» Data records:
━━━━━━━━━━━━━━━━━━━━

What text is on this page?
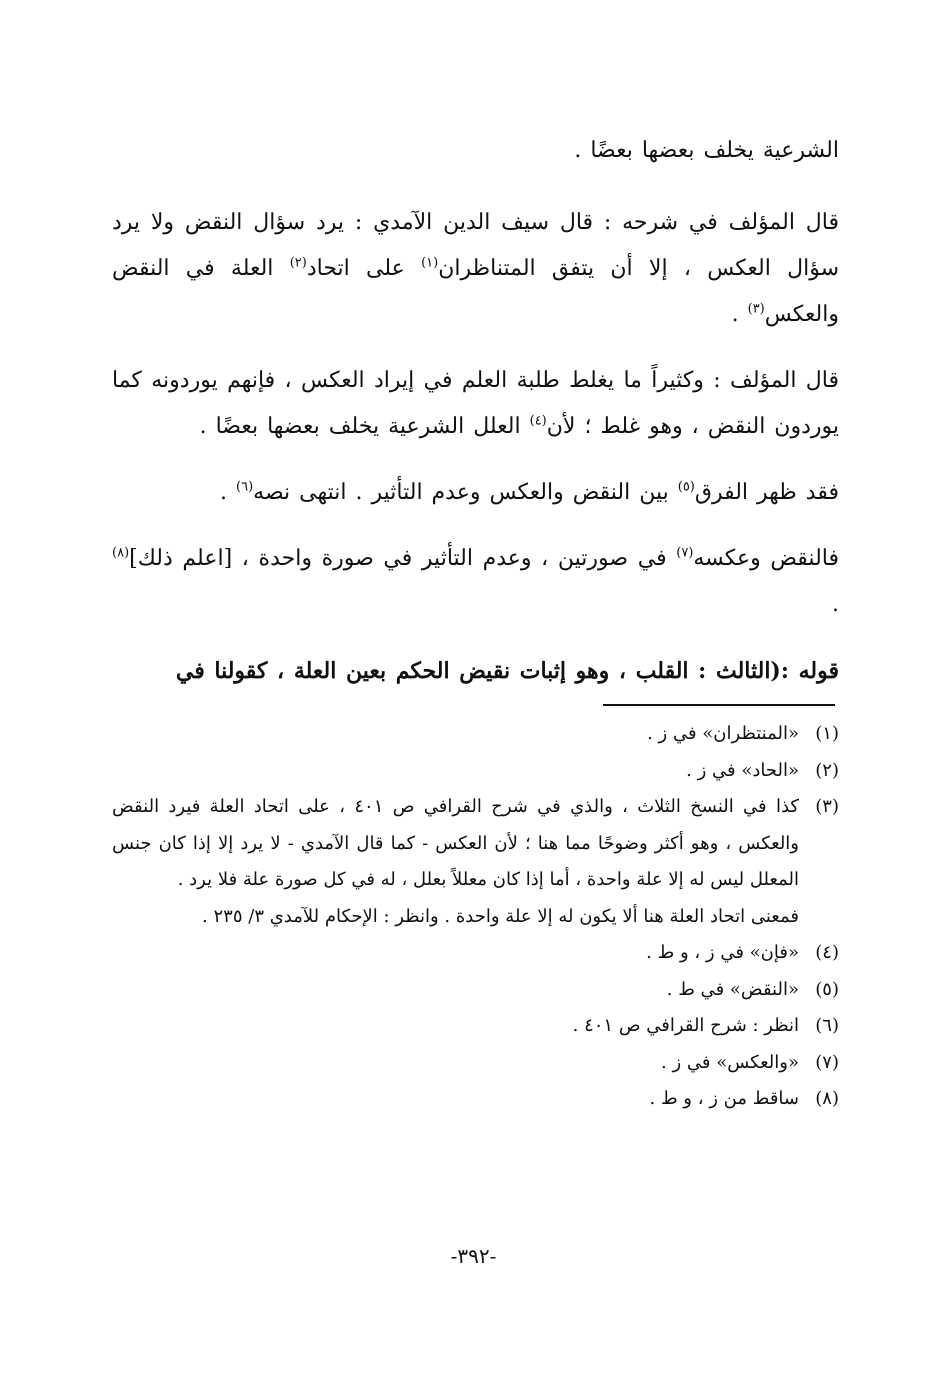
الشرعية يخلف بعضها بعضًا .

قال المؤلف في شرحه : قال سيف الدين الآمدي : يرد سؤال النقض ولا يرد سؤال العكس ، إلا أن يتفق المتناظران$^{(١)}$ على اتحاد$^{(٢)}$ العلة في النقض والعكس$^{(٣)}$ .

قال المؤلف : وكثيراً ما يغلط طلبة العلم في إيراد العكس ، فإنهم يوردونه كما يوردون النقض ، وهو غلط ؛ لأن$^{(٤)}$ العلل الشرعية يخلف بعضها بعضًا .

فقد ظهر الفرق$^{(٥)}$ بين النقض والعكس وعدم التأثير . انتهى نصه$^{(٦)}$ .

فالنقض وعكسه$^{(٧)}$ في صورتين ، وعدم التأثير في صورة واحدة ، [اعلم ذلك]$^{(٨)}$ .

قوله :(الثالث : القلب ، وهو إثبات نقيض الحكم بعين العلة ، كقولنا في

(١)
«المنتظران» في ز .
(٢)
«الحاد» في ز .
(٣)
كذا في النسخ الثلاث ، والذي في شرح القرافي ص ٤٠١ ، على اتحاد العلة فيرد النقض والعكس ، وهو أكثر وضوحًا مما هنا ؛ لأن العكس - كما قال الآمدي - لا يرد إلا إذا كان جنس المعلل ليس له إلا علة واحدة ، أما إذا كان معللاً بعلل ، له في كل صورة علة فلا يرد .
فمعنى اتحاد العلة هنا ألا يكون له إلا علة واحدة . وانظر : الإحكام للآمدي ٣/ ٢٣٥ .
(٤)
«فإن» في ز ، و ط .
(٥)
«النقض» في ط .
(٦)
انظر : شرح القرافي ص ٤٠١ .
(٧)
«والعكس» في ز .
(٨)
ساقط من ز ، و ط .
-٣٩٢-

━━━━━━━━━━━━━━━━━━━━

» Written problem: Reproduce every line from the entries that holds the word "واحدة".

» Answer for this exercise:
فالنقض وعكسه$^{(٧)}$ في صورتين ، وعدم التأثير في صورة واحدة ، [اعلم ذلك]$^{(٨)}$ .
كذا في النسخ الثلاث ، والذي في شرح القرافي ص ٤٠١ ، على اتحاد العلة فيرد النقض والعكس ، وهو أكثر وضوحًا مما هنا ؛ لأن العكس - كما قال الآمدي - لا يرد إلا إذا كان جنس المعلل ليس له إلا علة واحدة ، أما إذا كان معللاً بعلل ، له في كل صورة علة فلا يرد .
فمعنى اتحاد العلة هنا ألا يكون له إلا علة واحدة . وانظر : الإحكام للآمدي ٣/ ٢٣٥ .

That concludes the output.